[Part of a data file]
<<<<

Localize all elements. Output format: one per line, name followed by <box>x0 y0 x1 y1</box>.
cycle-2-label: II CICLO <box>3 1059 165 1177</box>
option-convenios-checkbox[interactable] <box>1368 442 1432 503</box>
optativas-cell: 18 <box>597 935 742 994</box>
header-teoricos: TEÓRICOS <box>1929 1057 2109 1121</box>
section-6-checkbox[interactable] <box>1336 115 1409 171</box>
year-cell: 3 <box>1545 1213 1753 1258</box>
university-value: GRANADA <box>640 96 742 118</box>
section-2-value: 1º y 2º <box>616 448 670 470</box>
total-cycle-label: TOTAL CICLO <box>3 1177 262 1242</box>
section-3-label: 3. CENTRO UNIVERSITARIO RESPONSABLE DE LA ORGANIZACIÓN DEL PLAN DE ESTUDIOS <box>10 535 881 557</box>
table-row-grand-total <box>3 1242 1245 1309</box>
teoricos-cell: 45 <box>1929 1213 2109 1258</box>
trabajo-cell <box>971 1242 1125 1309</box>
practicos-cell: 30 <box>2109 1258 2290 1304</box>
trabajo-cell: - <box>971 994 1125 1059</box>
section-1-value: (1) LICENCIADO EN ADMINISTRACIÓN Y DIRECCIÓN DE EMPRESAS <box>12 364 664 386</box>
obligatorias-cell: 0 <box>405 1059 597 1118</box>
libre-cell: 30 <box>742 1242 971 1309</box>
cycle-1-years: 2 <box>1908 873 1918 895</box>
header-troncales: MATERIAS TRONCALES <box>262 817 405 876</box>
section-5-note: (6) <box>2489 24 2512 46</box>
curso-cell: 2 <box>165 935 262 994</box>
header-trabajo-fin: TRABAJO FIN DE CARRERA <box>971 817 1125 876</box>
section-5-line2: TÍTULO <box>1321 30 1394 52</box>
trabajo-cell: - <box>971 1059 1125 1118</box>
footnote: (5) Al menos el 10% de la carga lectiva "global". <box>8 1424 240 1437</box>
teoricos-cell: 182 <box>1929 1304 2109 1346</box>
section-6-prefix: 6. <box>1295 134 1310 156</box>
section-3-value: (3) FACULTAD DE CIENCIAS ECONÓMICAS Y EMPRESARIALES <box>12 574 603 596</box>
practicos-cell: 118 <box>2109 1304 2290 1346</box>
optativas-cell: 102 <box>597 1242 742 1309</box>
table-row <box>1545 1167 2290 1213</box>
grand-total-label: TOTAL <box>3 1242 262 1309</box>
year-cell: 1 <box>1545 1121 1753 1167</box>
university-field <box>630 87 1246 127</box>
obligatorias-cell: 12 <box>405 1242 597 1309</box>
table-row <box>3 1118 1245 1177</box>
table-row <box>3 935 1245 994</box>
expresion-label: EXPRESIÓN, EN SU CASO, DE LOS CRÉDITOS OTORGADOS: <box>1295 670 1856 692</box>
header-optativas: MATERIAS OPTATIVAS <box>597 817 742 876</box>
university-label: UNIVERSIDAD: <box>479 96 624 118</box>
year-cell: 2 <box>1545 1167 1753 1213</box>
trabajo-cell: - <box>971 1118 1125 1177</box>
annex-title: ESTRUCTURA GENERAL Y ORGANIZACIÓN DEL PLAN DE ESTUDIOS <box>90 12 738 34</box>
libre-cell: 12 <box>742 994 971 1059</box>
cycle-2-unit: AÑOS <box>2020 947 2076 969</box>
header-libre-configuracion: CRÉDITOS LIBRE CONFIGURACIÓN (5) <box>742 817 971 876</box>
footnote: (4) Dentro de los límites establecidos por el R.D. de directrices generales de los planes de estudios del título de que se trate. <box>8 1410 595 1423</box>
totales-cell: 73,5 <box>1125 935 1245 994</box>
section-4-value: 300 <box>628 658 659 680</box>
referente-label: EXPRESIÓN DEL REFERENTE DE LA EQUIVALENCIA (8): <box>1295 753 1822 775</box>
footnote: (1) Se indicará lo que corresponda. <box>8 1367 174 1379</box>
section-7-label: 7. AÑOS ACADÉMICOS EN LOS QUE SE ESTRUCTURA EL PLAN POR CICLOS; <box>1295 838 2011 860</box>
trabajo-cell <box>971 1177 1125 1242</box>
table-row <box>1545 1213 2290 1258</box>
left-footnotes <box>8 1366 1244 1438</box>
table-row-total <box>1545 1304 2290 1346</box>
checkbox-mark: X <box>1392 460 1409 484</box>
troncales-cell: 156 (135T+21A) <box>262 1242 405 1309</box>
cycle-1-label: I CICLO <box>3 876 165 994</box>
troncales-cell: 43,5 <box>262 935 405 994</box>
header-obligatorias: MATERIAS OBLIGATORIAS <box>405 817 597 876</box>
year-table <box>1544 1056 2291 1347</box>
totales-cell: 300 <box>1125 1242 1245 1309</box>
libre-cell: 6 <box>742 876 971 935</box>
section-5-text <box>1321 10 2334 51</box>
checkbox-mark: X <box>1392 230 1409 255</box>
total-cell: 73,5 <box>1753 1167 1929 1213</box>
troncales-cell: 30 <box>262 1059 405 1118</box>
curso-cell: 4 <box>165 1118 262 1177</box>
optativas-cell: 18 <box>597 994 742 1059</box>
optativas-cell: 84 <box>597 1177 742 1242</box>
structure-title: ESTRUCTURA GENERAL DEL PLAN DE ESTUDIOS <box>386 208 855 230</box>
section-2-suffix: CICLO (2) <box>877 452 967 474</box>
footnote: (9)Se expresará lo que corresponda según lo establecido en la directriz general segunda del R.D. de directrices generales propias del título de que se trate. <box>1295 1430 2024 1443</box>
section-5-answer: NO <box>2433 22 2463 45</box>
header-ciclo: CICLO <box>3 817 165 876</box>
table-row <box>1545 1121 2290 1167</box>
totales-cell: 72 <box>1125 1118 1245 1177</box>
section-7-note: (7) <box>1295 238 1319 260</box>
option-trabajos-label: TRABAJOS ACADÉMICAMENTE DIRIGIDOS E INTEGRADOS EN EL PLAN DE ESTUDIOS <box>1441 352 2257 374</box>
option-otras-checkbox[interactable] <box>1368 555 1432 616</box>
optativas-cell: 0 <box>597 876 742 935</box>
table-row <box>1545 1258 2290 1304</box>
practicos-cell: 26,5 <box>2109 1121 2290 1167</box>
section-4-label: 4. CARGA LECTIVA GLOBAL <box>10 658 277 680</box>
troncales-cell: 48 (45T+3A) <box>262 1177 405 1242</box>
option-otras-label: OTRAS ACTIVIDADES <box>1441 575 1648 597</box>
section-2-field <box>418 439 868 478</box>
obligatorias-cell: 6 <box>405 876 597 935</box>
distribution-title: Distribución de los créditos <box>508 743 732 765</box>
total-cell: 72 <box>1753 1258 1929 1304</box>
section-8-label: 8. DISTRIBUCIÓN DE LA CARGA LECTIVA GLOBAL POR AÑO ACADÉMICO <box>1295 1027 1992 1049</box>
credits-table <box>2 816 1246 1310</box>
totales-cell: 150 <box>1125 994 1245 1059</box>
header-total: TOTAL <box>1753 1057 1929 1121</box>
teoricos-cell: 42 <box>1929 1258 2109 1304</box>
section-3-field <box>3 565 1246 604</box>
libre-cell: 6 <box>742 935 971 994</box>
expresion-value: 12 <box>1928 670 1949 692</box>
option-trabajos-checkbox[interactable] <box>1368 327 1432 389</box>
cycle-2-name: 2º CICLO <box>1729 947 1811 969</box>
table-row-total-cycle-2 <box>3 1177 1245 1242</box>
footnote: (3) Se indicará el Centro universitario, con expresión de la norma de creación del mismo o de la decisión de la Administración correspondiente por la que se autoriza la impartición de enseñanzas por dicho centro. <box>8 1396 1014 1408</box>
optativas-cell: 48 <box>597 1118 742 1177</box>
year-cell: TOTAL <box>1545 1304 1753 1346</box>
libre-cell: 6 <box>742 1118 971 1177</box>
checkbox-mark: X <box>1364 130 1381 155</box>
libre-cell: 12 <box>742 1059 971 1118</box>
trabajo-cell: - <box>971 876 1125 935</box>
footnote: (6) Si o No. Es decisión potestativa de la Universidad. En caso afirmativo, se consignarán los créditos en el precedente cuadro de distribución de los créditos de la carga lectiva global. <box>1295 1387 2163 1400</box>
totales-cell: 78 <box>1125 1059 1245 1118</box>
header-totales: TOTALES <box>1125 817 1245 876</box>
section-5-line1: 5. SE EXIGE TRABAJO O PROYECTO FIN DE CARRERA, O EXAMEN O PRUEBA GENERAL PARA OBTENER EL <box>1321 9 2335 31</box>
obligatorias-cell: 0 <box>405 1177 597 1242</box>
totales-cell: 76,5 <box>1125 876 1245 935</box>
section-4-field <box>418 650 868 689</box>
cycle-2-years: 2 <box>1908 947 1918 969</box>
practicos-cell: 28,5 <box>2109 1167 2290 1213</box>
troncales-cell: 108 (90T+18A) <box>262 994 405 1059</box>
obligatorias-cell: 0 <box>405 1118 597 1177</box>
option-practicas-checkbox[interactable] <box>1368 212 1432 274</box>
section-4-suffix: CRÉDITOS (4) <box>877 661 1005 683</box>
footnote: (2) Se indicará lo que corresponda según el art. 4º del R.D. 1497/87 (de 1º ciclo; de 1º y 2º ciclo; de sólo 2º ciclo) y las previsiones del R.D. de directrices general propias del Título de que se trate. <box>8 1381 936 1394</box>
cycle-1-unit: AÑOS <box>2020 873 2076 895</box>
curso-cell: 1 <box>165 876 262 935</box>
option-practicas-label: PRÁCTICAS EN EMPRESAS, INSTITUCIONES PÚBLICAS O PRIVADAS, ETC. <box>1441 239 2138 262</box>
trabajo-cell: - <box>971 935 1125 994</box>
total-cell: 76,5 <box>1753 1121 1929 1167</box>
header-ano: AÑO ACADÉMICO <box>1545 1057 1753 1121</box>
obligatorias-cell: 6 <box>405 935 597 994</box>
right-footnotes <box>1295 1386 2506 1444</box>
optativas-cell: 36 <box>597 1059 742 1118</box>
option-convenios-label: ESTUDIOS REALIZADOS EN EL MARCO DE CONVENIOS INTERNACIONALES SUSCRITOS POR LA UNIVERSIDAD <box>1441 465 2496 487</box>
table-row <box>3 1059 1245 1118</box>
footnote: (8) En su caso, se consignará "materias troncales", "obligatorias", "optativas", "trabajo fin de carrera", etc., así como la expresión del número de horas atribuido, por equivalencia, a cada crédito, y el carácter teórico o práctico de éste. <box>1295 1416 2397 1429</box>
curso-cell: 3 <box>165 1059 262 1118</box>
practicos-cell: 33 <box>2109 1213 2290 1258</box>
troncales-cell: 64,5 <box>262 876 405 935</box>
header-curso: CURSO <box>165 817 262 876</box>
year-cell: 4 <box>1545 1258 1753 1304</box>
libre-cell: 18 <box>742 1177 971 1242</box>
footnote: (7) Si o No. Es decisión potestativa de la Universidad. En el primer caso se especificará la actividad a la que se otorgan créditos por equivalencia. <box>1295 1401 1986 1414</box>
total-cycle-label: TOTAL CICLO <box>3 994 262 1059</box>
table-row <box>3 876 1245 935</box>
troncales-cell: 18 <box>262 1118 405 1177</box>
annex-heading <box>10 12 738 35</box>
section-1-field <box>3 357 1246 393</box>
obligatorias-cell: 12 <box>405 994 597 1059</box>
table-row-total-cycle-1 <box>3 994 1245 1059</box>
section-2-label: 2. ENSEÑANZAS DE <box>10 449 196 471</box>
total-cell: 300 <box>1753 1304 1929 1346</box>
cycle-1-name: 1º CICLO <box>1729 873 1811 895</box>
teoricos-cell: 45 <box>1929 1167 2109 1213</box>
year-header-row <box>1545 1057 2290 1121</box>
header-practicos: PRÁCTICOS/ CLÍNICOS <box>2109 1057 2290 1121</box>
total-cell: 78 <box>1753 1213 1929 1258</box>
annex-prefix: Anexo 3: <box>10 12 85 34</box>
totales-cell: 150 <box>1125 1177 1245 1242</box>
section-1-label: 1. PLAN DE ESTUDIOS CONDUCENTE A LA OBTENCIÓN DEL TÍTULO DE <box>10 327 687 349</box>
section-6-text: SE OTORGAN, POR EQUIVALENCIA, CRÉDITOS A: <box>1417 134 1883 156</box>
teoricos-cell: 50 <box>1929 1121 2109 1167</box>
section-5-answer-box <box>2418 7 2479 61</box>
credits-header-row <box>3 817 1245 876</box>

>>>>

TASK = Reproduce the lines above verbatim, starting at the first line and ending at the line that contains "optativas-cell: 18 <box>597 935 742 994</box>", with both of those lines included.

TASK OUTPUT =
Localize all elements. Output format: one per line, name followed by <box>x0 y0 x1 y1</box>.
cycle-2-label: II CICLO <box>3 1059 165 1177</box>
option-convenios-checkbox[interactable] <box>1368 442 1432 503</box>
optativas-cell: 18 <box>597 935 742 994</box>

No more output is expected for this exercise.